Set task:
Copy every line in the records below that contains the word "content".

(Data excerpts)
►
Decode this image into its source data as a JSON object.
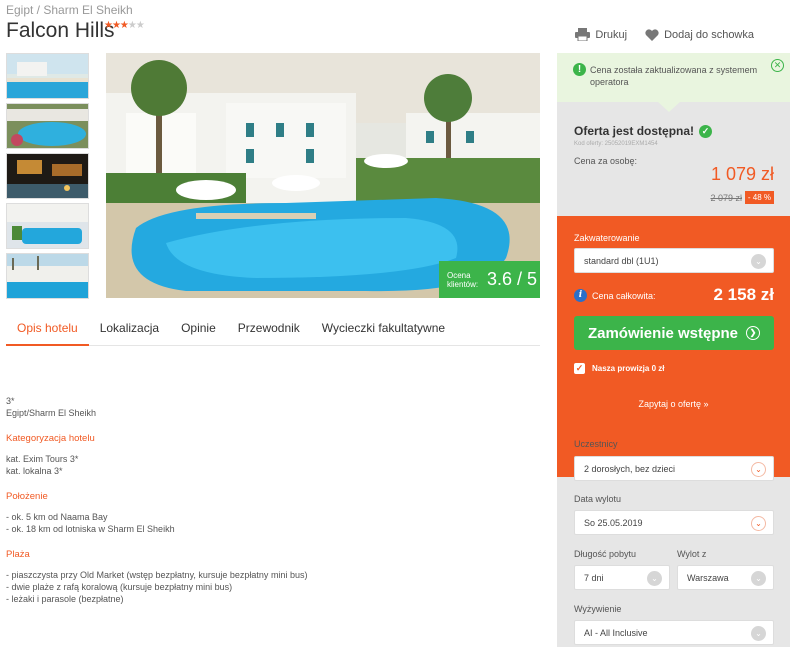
{
  "breadcrumb": "Egipt / Sharm El Sheikh",
  "hotel": {
    "name": "Falcon Hills",
    "stars_filled": 3,
    "stars_total": 5
  },
  "actions": {
    "print": "Drukuj",
    "favorite": "Dodaj do schowka"
  },
  "rating": {
    "label": "Ocena klientów:",
    "value": "3.6 / 5"
  },
  "tabs": [
    "Opis hotelu",
    "Lokalizacja",
    "Opinie",
    "Przewodnik",
    "Wycieczki fakultatywne"
  ],
  "content": {
    "intro": [
      "3*",
      "Egipt/Sharm El Sheikh"
    ],
    "sections": [
      {
        "heading": "Kategoryzacja hotelu",
        "lines": [
          "kat. Exim Tours 3*",
          "kat. lokalna 3*"
        ]
      },
      {
        "heading": "Położenie",
        "lines": [
          "- ok. 5 km od Naama Bay",
          "- ok. 18 km od lotniska w Sharm El Sheikh"
        ]
      },
      {
        "heading": "Plaża",
        "lines": [
          "- piaszczysta przy Old Market (wstęp bezpłatny, kursuje bezpłatny mini bus)",
          "- dwie plaże z rafą koralową (kursuje bezpłatny mini bus)",
          "- leżaki i parasole (bezpłatne)"
        ]
      }
    ]
  },
  "notice": "Cena została zaktualizowana z systemem operatora",
  "offer": {
    "status": "Oferta jest dostępna!",
    "code": "Kod oferty: 25052019EXM1454",
    "per_person_label": "Cena za osobę:",
    "price": "1 079 zł",
    "old_price": "2 079 zł",
    "discount": "- 48 %"
  },
  "booking": {
    "accommodation_label": "Zakwaterowanie",
    "accommodation_value": "standard dbl (1U1)",
    "total_label": "Cena całkowita:",
    "total": "2 158 zł",
    "order_button": "Zamówienie wstępne",
    "commission": "Nasza prowizja 0 zł",
    "ask": "Zapytaj o ofertę »"
  },
  "filters": {
    "participants_label": "Uczestnicy",
    "participants_value": "2 dorosłych, bez dzieci",
    "date_label": "Data wylotu",
    "date_value": "So 25.05.2019",
    "length_label": "Długość pobytu",
    "length_value": "7 dni",
    "departure_label": "Wylot z",
    "departure_value": "Warszawa",
    "board_label": "Wyżywienie",
    "board_value": "AI - All Inclusive"
  },
  "colors": {
    "accent": "#f15a24",
    "green": "#3cb44a",
    "sidebar": "#e6e6e6"
  }
}
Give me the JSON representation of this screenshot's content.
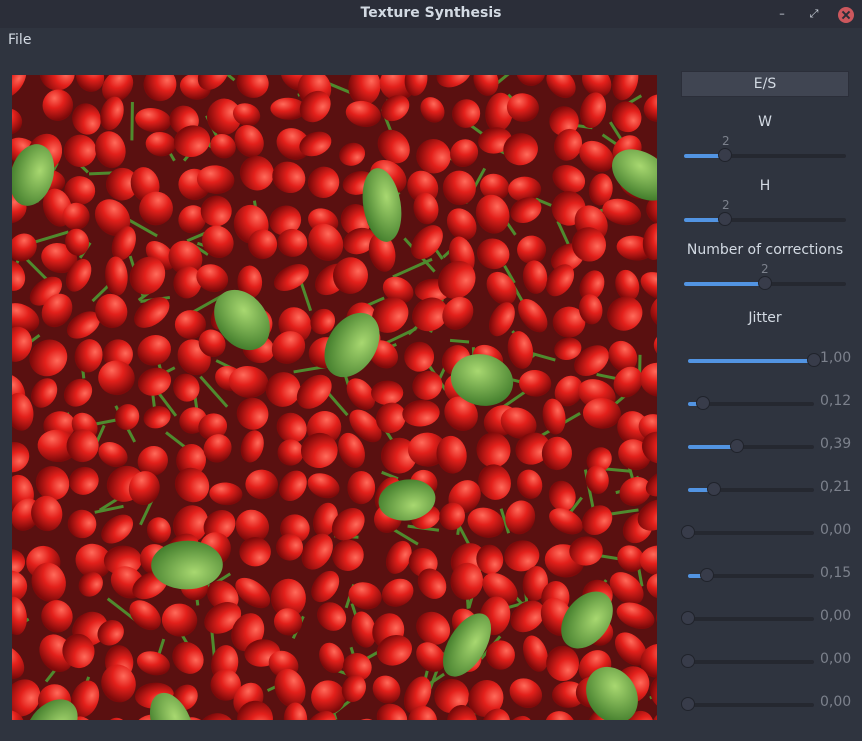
{
  "window": {
    "title": "Texture Synthesis"
  },
  "menu": {
    "file": "File"
  },
  "controls": {
    "es_button": "E/S",
    "w": {
      "label": "W",
      "value": "2",
      "fraction": 0.25
    },
    "h": {
      "label": "H",
      "value": "2",
      "fraction": 0.25
    },
    "corrections": {
      "label": "Number of corrections",
      "value": "2",
      "fraction": 0.5
    },
    "jitter": {
      "label": "Jitter",
      "sliders": [
        {
          "value": "1,00",
          "fraction": 1.0
        },
        {
          "value": "0,12",
          "fraction": 0.12
        },
        {
          "value": "0,39",
          "fraction": 0.39
        },
        {
          "value": "0,21",
          "fraction": 0.21
        },
        {
          "value": "0,00",
          "fraction": 0.0
        },
        {
          "value": "0,15",
          "fraction": 0.15
        },
        {
          "value": "0,00",
          "fraction": 0.0
        },
        {
          "value": "0,00",
          "fraction": 0.0
        },
        {
          "value": "0,00",
          "fraction": 0.0
        }
      ]
    }
  },
  "colors": {
    "accent": "#5294e2",
    "background": "#2f343f",
    "close": "#cc575d"
  },
  "icons": [
    "minimize-icon",
    "maximize-icon",
    "close-icon"
  ]
}
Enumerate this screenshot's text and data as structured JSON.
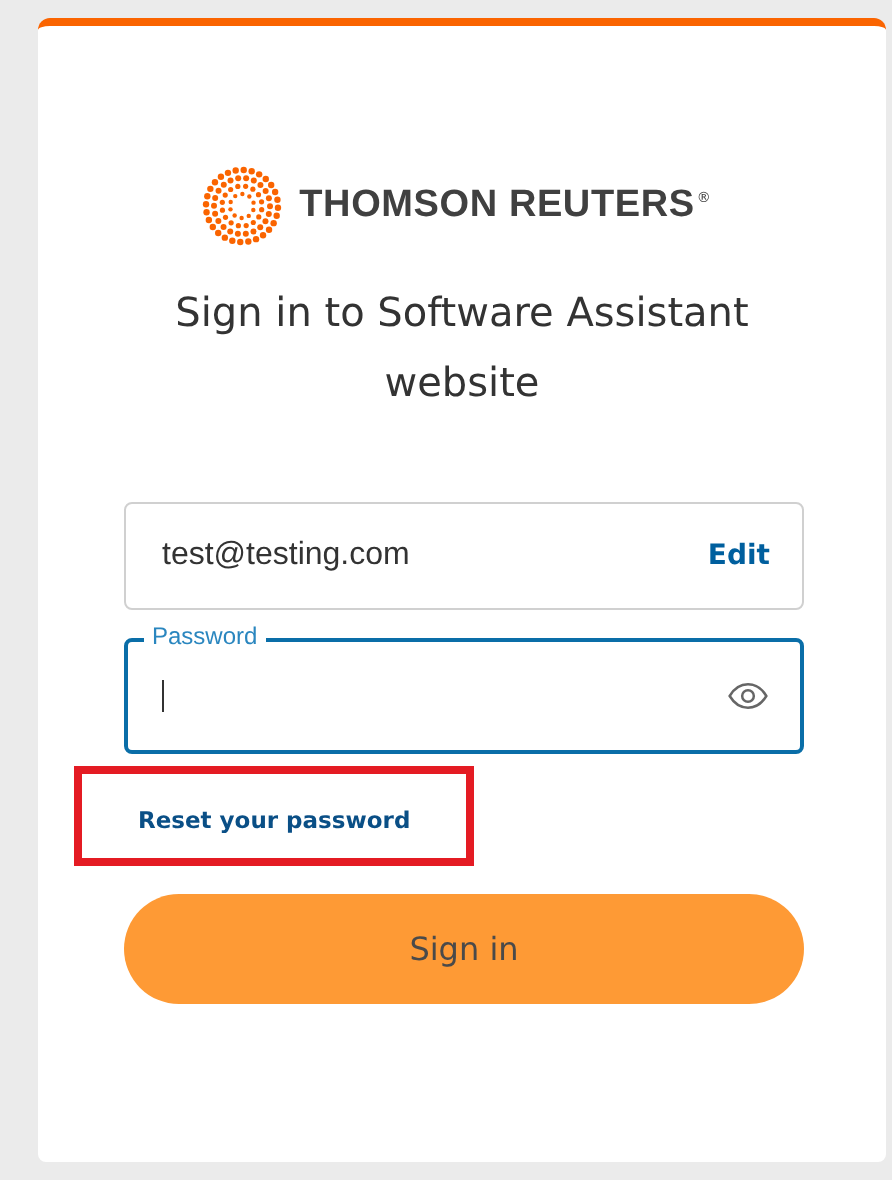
{
  "logo": {
    "text": "THOMSON REUTERS",
    "mark": "®"
  },
  "heading": "Sign in to Software Assistant website",
  "email_field": {
    "value": "test@testing.com",
    "action": "Edit"
  },
  "password_field": {
    "label": "Password",
    "focused": true
  },
  "reset_link": {
    "text": "Reset your password",
    "highlighted": true
  },
  "sign_in_button": {
    "label": "Sign in"
  }
}
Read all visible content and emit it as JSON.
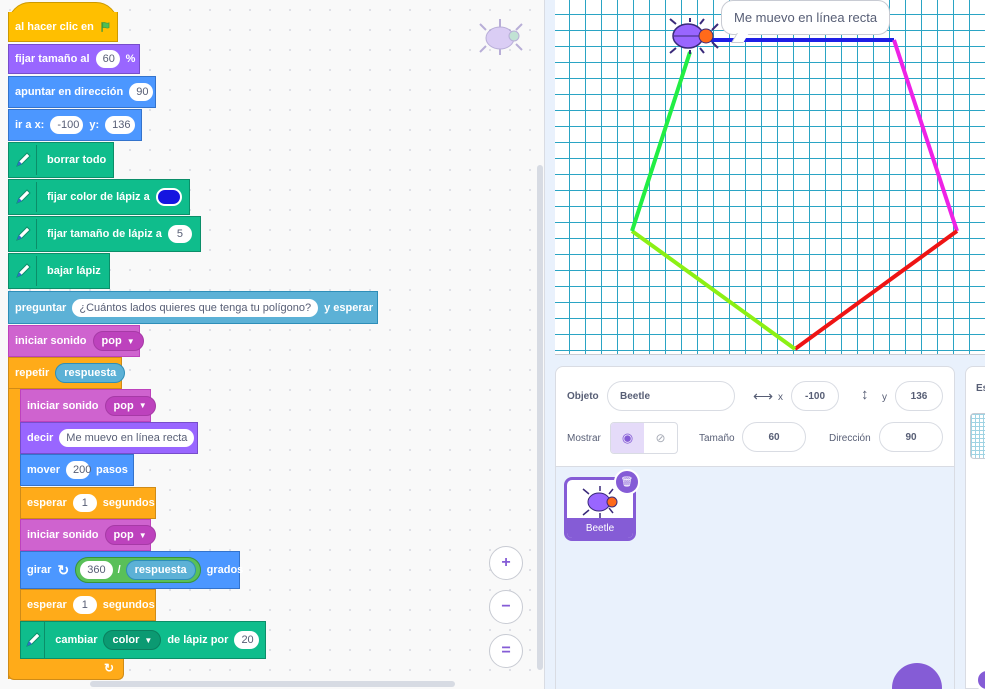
{
  "code": {
    "when_flag_clicked": "al hacer clic en",
    "set_size": {
      "label": "fijar tamaño al",
      "value": "60",
      "unit": "%"
    },
    "point_direction": {
      "label": "apuntar en dirección",
      "value": "90"
    },
    "go_to_xy": {
      "label": "ir a x:",
      "x": "-100",
      "y_label": "y:",
      "y": "136"
    },
    "erase_all": "borrar todo",
    "set_pen_color": "fijar color de lápiz a",
    "set_pen_size": {
      "label": "fijar tamaño de lápiz a",
      "value": "5"
    },
    "pen_down": "bajar lápiz",
    "ask": {
      "label": "preguntar",
      "question": "¿Cuántos lados quieres que tenga tu polígono?",
      "suffix": "y esperar"
    },
    "start_sound_1": {
      "label": "iniciar sonido",
      "sound": "pop"
    },
    "repeat": {
      "label": "repetir",
      "value": "respuesta"
    },
    "start_sound_2": {
      "label": "iniciar sonido",
      "sound": "pop"
    },
    "say": {
      "label": "decir",
      "text": "Me muevo en línea recta"
    },
    "move": {
      "label": "mover",
      "value": "200",
      "suffix": "pasos"
    },
    "wait_1": {
      "label": "esperar",
      "value": "1",
      "suffix": "segundos"
    },
    "start_sound_3": {
      "label": "iniciar sonido",
      "sound": "pop"
    },
    "turn": {
      "label": "girar",
      "num": "360",
      "op": "/",
      "divisor": "respuesta",
      "suffix": "grados"
    },
    "wait_2": {
      "label": "esperar",
      "value": "1",
      "suffix": "segundos"
    },
    "change_pen": {
      "label": "cambiar",
      "param": "color",
      "middle": "de lápiz por",
      "value": "20"
    },
    "zoom_in": "+",
    "zoom_out": "−",
    "zoom_reset": "="
  },
  "stage": {
    "speech_bubble": "Me muevo en línea recta",
    "pen_color_swatch": "#1515e0"
  },
  "sprite_info": {
    "sprite_label": "Objeto",
    "sprite_name": "Beetle",
    "x_label": "x",
    "x_value": "-100",
    "y_label": "y",
    "y_value": "136",
    "show_label": "Mostrar",
    "size_label": "Tamaño",
    "size_value": "60",
    "direction_label": "Dirección",
    "direction_value": "90"
  },
  "sprite_list": {
    "items": [
      {
        "name": "Beetle"
      }
    ]
  },
  "stage_pane": {
    "label": "Es"
  }
}
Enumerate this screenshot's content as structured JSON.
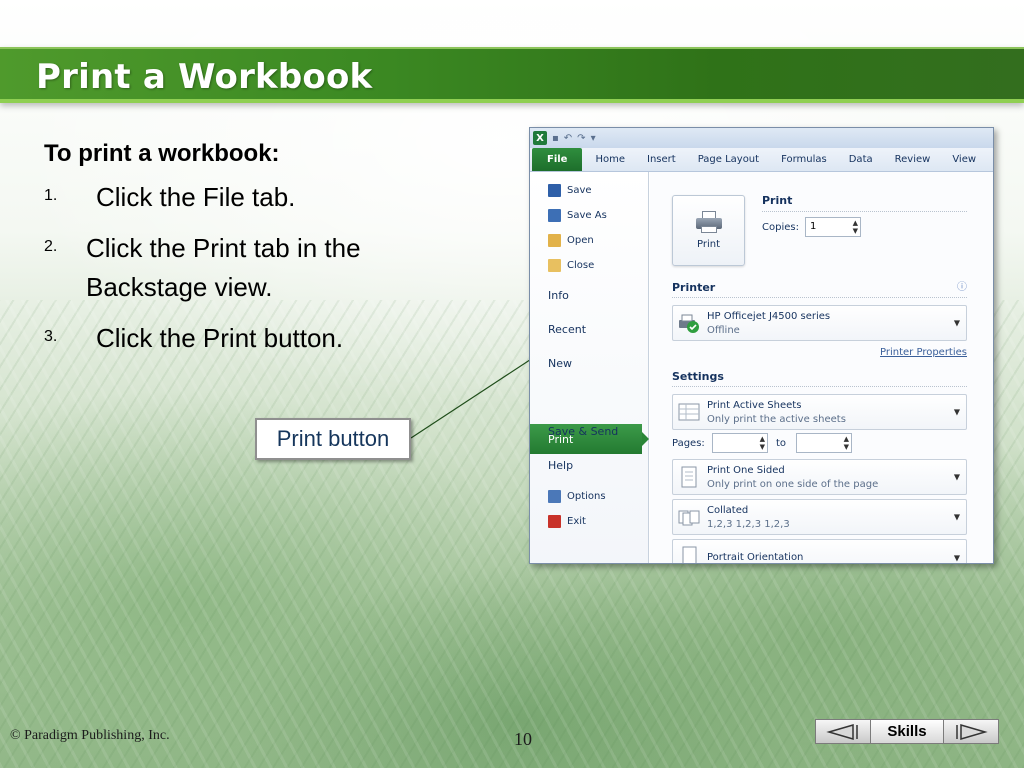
{
  "slide": {
    "title": "Print a Workbook",
    "heading": "To print a workbook:",
    "steps": [
      {
        "num": "1.",
        "text": "Click the File tab."
      },
      {
        "num": "2.",
        "text": "Click the Print tab in the Backstage view."
      },
      {
        "num": "3.",
        "text": "Click the Print button."
      }
    ],
    "callout": "Print button"
  },
  "excel": {
    "logo": "X",
    "ribbon_tabs": [
      "File",
      "Home",
      "Insert",
      "Page Layout",
      "Formulas",
      "Data",
      "Review",
      "View"
    ],
    "nav": {
      "commands": [
        {
          "label": "Save",
          "icon": "save-icon",
          "color": "#2e5fa8"
        },
        {
          "label": "Save As",
          "icon": "save-as-icon",
          "color": "#3d6fb5"
        },
        {
          "label": "Open",
          "icon": "folder-open-icon",
          "color": "#e2b24a"
        },
        {
          "label": "Close",
          "icon": "folder-close-icon",
          "color": "#e8c060"
        }
      ],
      "tabs": [
        "Info",
        "Recent",
        "New",
        "Print",
        "Save & Send",
        "Help"
      ],
      "bottom_commands": [
        {
          "label": "Options",
          "icon": "options-icon",
          "color": "#4b78b8"
        },
        {
          "label": "Exit",
          "icon": "exit-icon",
          "color": "#c8322a"
        }
      ]
    },
    "print": {
      "button_label": "Print",
      "section_title": "Print",
      "copies_label": "Copies:",
      "copies_value": "1",
      "printer_title": "Printer",
      "printer_name": "HP Officejet J4500 series",
      "printer_status": "Offline",
      "printer_properties": "Printer Properties",
      "settings_title": "Settings",
      "active_sheets_main": "Print Active Sheets",
      "active_sheets_sub": "Only print the active sheets",
      "pages_label": "Pages:",
      "to_label": "to",
      "sided_main": "Print One Sided",
      "sided_sub": "Only print on one side of the page",
      "collated_main": "Collated",
      "collated_sub": "1,2,3   1,2,3   1,2,3",
      "orientation_main": "Portrait Orientation"
    }
  },
  "footer": {
    "copyright": "© Paradigm Publishing, Inc.",
    "page_number": "10",
    "skills_label": "Skills"
  },
  "colors": {
    "title_bar": "#3c8a23",
    "excel_file_tab": "#2f8e3e",
    "callout_text": "#16365c"
  }
}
◄
Correct response:
  "content": {
Give me the JSON representation of this screenshot's content.
Read all visible content and emit it as JSON.
Enumerate this screenshot's content as structured JSON.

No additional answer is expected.